EXERCISE: Identify each line in the records below that contains the word "Alignment", and copy it.

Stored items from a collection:
..........
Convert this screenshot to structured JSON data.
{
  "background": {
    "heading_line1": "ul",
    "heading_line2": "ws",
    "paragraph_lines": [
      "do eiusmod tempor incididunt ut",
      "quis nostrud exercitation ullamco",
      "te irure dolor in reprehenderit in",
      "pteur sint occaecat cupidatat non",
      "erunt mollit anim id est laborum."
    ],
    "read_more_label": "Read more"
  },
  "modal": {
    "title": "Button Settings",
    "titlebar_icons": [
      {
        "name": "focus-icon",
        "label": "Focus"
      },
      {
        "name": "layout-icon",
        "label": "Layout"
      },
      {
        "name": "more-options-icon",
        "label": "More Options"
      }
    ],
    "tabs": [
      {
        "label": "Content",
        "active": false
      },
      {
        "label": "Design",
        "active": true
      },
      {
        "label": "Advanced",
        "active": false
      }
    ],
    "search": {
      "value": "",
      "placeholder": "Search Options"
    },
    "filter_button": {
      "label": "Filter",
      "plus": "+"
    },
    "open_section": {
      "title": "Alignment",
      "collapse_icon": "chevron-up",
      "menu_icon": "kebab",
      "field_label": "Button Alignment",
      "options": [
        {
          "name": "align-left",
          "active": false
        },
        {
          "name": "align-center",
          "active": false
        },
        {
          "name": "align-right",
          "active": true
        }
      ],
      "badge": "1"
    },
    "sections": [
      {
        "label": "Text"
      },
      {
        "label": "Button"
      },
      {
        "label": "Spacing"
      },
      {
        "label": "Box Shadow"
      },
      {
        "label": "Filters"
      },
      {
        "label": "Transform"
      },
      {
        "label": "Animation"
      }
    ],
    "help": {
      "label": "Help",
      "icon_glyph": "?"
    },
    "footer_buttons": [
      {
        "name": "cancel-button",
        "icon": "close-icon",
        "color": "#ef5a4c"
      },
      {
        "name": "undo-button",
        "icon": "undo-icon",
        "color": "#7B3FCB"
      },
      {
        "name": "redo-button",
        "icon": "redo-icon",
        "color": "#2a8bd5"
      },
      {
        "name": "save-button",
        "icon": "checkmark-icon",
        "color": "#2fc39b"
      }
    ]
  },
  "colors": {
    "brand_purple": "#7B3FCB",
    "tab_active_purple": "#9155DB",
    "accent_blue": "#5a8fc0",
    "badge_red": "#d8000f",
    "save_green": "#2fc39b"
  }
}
..........
SOLUTION TO THIS PROBLEM:
      "title": "Alignment",
      "field_label": "Button Alignment",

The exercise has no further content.